## [Data entries]
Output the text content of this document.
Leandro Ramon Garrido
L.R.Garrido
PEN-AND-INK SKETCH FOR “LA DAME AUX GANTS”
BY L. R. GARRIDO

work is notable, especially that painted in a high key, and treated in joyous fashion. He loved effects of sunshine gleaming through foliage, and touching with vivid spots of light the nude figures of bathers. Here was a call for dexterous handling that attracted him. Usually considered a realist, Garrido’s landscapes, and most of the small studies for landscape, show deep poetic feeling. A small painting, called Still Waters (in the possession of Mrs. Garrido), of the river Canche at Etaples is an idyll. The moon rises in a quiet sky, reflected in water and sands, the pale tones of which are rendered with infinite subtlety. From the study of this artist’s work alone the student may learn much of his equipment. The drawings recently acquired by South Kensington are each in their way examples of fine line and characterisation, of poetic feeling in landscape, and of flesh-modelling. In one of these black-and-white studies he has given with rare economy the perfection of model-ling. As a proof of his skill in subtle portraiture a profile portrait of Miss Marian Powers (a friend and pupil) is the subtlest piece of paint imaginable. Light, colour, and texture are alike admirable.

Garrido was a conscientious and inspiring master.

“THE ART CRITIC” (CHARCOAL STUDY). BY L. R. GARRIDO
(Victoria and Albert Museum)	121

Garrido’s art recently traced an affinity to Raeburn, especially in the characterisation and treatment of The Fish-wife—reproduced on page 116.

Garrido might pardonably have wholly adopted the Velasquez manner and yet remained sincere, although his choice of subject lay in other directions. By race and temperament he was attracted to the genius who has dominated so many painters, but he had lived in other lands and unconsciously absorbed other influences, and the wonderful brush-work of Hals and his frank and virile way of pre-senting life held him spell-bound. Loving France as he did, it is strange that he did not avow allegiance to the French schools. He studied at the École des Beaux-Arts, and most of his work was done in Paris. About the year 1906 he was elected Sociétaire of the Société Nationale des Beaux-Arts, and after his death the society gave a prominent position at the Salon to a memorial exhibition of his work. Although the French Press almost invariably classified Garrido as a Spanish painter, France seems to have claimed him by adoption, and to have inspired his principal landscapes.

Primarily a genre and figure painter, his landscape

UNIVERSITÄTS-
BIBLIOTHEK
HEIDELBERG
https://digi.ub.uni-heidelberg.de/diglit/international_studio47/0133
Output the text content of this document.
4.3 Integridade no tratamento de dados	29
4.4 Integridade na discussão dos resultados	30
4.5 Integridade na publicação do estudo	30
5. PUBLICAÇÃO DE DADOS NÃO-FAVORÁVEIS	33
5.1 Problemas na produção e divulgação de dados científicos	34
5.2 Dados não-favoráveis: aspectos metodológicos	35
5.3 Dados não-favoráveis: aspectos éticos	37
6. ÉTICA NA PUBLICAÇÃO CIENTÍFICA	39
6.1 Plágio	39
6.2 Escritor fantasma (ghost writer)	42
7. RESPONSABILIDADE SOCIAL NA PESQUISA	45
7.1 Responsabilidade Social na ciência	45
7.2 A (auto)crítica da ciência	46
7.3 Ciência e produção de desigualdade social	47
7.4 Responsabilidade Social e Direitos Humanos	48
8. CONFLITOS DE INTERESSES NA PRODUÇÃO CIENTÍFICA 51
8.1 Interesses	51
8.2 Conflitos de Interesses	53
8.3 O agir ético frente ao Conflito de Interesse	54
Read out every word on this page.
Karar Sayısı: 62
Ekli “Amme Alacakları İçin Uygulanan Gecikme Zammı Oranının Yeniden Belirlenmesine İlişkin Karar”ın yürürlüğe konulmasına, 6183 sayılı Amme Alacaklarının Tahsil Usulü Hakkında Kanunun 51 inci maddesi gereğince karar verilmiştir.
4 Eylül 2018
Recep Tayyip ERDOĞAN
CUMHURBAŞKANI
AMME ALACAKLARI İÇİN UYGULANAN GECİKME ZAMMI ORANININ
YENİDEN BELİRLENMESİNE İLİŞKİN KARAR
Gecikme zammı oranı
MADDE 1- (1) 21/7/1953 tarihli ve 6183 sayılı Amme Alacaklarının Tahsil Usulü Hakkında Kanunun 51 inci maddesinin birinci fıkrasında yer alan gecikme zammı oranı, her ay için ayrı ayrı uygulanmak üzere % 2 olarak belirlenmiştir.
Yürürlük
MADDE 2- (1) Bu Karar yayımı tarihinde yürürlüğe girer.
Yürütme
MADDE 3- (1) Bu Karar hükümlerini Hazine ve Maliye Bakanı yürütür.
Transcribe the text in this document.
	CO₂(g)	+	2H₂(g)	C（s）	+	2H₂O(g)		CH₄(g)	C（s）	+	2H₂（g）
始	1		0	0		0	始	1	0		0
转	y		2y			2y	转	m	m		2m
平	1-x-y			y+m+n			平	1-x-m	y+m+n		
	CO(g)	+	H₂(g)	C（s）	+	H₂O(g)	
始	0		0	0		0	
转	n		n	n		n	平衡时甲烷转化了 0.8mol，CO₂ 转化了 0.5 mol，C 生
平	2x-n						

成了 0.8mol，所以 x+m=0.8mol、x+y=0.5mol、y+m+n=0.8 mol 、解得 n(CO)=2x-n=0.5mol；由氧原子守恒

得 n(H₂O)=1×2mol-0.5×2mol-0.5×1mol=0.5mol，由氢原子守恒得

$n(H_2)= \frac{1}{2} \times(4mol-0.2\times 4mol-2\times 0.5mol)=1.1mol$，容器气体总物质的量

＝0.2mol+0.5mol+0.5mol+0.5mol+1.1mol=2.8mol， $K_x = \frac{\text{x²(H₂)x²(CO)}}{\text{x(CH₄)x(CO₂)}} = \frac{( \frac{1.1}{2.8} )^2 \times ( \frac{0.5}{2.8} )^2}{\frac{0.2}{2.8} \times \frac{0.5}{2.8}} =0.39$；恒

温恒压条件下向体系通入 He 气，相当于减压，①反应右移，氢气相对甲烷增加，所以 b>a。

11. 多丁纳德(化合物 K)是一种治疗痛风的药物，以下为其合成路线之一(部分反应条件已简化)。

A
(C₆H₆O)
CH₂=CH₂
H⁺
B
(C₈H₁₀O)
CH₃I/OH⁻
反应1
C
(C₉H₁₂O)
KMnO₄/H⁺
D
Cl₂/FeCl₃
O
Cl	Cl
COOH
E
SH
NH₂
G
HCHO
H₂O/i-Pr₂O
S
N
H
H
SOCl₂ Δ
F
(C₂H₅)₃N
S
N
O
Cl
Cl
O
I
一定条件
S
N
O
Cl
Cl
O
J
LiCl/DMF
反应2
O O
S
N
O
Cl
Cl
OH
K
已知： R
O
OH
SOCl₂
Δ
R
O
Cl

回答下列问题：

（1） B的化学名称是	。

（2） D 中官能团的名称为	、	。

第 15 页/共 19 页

## [Your task]
Wherever the string "Alacaklarının" appears in the entries above, list that line.

## [Written reply]
Ekli “Amme Alacakları İçin Uygulanan Gecikme Zammı Oranının Yeniden Belirlenmesine İlişkin Karar”ın yürürlüğe konulmasına, 6183 sayılı Amme Alacaklarının Tahsil Usulü Hakkında Kanunun 51 inci maddesi gereğince karar verilmiştir.
MADDE 1- (1) 21/7/1953 tarihli ve 6183 sayılı Amme Alacaklarının Tahsil Usulü Hakkında Kanunun 51 inci maddesinin birinci fıkrasında yer alan gecikme zammı oranı, her ay için ayrı ayrı uygulanmak üzere % 2 olarak belirlenmiştir.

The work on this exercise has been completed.